■ SHORT PROBLEM:
From the lease operating expense remarks below, list every cost the speaker names as driving or contributing to the higher 2011 lease operating expense.

··· EXTRACT TO READ

Lastly, I want to comment on our lease operating expense for 2011. Our lifting cost in the fourth quarter was higher than the last guidance I gave you in November and caused our full year 2011 LOE to be higher than forecasted.

This increase is primarily driven by higher than normal contract labor costs, lease maintenance and service work on our shale properties, as our production related activities increased with the Marbob acquisition.

Also contributing to the overall increase were higher wages and cost of services. But a significant amount was non-recurring cost. The asset team has and will be working hard to reduce these expenses in 2012.

Despite the higher per unit LOE in the fourth quarter and for the full year, our business remains as profitable today as it has in the past and even with our revised 2012 LOE guidance of $6.80 to $7.20, I expect our profitability and margins to remain consistently strong.

Overall, I’m very pleased with our operational success in the fourth quarter and for 2011.

······
··· ENTRIES

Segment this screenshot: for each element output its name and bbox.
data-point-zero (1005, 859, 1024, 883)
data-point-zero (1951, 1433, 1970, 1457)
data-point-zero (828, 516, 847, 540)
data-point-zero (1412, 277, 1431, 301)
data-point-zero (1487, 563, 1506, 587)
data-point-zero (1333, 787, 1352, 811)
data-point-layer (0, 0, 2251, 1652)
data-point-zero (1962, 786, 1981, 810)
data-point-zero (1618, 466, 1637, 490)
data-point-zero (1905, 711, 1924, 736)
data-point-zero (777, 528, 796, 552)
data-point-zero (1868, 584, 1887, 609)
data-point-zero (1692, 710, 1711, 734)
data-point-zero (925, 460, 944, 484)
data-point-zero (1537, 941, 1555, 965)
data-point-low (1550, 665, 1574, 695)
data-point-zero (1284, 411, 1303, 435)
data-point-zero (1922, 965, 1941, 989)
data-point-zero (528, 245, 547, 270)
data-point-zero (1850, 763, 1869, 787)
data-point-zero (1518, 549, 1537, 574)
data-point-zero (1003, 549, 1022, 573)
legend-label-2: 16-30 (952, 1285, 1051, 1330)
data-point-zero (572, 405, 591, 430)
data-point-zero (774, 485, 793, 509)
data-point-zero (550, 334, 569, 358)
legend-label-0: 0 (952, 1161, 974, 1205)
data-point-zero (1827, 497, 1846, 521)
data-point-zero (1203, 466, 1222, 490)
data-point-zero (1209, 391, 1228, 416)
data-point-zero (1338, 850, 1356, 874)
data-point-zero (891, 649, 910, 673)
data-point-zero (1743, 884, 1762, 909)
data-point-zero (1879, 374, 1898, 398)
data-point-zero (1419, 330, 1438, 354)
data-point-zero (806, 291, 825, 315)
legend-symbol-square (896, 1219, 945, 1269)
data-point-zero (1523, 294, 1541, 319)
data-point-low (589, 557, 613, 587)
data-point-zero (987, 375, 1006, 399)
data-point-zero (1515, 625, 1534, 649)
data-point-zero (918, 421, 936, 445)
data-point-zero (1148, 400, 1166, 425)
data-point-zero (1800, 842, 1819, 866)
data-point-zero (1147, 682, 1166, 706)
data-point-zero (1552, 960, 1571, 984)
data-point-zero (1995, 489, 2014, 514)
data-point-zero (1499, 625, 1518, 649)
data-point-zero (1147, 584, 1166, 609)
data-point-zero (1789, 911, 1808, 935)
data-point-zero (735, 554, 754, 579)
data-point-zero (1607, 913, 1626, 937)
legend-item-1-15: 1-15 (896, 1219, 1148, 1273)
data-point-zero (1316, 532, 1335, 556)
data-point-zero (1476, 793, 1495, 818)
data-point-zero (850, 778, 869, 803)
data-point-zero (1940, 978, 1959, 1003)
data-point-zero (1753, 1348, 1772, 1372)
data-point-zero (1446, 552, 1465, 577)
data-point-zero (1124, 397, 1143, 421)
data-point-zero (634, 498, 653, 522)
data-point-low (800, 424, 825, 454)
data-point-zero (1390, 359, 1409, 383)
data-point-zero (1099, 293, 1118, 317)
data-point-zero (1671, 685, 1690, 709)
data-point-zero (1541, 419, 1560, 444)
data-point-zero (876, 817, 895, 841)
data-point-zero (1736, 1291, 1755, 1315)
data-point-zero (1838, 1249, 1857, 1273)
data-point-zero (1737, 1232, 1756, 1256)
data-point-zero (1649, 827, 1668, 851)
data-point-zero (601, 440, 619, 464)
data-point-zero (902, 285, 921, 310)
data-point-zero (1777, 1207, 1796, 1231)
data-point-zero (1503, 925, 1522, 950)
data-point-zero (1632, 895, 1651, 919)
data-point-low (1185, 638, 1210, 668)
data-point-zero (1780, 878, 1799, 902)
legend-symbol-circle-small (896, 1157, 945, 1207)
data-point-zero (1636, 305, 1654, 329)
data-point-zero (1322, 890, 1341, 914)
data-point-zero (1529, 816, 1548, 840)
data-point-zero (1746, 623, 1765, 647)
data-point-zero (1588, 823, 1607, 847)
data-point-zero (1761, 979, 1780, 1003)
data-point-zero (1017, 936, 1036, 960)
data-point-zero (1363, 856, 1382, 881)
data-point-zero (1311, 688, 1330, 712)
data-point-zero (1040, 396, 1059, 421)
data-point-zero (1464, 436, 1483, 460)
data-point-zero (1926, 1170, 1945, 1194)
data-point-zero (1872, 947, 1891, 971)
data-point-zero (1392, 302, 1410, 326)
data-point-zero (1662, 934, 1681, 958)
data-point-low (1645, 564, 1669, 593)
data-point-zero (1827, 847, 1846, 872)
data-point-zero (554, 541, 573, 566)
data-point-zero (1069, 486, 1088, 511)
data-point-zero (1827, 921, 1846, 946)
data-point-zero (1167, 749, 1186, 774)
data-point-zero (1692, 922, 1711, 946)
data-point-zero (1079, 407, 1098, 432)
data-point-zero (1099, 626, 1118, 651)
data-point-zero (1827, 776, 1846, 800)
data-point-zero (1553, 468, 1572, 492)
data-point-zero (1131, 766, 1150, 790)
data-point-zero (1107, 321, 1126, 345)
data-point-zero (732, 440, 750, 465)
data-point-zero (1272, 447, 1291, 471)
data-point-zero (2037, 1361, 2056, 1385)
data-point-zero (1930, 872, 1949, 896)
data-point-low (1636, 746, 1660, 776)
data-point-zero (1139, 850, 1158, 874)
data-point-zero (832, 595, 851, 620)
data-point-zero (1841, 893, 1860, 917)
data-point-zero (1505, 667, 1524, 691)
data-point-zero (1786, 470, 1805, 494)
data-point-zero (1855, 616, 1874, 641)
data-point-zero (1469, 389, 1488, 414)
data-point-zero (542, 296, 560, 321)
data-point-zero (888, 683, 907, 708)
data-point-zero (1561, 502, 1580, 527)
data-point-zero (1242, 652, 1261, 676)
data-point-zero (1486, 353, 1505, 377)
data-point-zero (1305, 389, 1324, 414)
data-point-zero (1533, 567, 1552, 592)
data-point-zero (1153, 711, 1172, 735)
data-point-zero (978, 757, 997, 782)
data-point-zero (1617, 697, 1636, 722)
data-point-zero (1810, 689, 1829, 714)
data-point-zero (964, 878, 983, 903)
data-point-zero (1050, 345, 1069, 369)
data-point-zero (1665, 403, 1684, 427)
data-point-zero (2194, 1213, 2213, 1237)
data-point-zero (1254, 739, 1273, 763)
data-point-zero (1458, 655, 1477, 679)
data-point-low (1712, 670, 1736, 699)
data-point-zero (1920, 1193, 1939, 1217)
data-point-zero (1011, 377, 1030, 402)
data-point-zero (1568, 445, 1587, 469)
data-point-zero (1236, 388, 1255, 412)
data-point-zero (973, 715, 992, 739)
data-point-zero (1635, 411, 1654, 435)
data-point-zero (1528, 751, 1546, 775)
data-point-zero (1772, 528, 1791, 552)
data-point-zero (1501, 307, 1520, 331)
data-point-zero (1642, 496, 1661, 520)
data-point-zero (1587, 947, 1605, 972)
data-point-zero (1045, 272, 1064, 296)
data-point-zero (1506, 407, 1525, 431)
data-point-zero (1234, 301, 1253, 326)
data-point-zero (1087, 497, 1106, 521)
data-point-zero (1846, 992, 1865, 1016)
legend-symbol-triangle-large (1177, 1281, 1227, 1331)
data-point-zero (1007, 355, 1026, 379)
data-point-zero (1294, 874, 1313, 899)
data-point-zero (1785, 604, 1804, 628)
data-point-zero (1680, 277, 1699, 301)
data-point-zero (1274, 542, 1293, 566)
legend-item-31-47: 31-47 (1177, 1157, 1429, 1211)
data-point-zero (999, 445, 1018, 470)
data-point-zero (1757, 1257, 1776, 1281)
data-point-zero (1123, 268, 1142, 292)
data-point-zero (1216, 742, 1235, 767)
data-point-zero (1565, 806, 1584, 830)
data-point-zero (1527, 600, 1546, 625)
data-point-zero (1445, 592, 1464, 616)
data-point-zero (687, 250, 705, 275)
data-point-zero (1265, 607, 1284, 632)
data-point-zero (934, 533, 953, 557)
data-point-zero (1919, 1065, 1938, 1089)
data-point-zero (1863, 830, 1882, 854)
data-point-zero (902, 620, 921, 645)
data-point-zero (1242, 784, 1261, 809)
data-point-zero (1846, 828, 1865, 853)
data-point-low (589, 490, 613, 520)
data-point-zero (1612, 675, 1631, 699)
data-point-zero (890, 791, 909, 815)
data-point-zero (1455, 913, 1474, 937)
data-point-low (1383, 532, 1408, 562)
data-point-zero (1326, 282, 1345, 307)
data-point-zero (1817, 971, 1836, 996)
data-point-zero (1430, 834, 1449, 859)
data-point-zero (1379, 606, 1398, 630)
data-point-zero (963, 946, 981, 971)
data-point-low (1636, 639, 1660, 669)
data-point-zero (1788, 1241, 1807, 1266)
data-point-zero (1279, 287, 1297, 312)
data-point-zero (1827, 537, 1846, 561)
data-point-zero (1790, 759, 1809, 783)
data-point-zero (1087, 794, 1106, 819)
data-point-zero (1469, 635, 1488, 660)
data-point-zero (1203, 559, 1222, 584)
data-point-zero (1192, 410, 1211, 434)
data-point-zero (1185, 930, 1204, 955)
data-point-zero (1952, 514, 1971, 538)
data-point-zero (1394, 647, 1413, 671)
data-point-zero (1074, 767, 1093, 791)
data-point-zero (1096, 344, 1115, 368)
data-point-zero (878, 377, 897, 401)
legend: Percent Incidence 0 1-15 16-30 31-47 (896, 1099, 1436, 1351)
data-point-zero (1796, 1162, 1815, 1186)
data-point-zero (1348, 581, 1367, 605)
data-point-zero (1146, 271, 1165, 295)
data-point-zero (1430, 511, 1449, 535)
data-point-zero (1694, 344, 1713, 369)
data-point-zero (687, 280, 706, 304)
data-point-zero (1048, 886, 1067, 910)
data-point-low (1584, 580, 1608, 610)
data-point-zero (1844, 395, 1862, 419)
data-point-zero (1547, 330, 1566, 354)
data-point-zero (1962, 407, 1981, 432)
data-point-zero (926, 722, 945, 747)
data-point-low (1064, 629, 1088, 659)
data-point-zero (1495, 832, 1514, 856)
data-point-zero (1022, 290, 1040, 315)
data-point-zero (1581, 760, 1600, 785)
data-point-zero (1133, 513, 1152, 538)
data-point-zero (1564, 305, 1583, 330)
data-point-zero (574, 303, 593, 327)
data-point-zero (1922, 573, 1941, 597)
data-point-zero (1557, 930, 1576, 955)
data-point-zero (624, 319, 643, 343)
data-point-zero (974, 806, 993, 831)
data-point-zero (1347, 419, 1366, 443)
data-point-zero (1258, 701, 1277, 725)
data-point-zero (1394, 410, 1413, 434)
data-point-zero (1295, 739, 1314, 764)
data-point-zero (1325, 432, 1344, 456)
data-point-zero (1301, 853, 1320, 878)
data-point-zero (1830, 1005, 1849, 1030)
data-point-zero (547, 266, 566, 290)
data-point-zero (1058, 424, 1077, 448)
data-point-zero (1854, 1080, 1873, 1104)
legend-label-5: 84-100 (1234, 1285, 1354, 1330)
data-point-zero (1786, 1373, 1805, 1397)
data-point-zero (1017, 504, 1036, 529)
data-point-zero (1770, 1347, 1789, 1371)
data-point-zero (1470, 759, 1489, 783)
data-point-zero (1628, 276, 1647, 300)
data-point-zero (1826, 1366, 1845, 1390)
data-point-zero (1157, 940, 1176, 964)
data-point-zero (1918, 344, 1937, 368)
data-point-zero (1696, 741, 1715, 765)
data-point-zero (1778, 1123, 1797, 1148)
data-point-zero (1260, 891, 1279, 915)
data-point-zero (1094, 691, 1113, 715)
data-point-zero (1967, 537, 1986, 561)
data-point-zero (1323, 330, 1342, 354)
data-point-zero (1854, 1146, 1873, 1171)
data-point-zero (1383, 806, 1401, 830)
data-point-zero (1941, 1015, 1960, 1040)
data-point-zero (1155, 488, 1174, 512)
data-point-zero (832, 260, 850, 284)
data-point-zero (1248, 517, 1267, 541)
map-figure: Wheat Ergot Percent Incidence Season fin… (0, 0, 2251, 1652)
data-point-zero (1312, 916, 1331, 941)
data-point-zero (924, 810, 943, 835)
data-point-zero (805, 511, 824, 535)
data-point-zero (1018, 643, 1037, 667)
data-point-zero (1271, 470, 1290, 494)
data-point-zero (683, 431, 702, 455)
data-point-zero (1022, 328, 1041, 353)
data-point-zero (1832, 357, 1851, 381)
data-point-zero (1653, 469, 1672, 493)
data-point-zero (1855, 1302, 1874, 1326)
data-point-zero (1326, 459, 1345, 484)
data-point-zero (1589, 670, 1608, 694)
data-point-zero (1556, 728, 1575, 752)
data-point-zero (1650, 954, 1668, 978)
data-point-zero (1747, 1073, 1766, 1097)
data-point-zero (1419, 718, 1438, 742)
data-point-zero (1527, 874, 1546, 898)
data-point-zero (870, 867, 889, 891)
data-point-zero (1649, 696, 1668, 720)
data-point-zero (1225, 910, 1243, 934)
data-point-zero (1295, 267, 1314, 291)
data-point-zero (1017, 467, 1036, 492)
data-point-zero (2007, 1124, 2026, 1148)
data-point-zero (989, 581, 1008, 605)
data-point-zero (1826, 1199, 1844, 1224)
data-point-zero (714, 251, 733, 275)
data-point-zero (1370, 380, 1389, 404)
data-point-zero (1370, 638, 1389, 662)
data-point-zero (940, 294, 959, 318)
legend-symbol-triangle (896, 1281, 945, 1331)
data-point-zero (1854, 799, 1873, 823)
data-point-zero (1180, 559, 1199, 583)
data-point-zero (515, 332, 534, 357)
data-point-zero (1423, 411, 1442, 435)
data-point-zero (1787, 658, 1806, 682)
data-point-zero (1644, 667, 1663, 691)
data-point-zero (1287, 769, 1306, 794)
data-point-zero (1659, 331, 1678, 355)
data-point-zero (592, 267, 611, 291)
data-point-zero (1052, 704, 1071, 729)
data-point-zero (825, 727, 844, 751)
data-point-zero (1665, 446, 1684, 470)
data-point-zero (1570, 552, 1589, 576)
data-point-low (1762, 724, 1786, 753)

······

■ WRITTEN RESPONSE:
- Higher than normal contract labor costs
- Lease maintenance
- Service work on the shale properties
- Higher wages
- Cost of services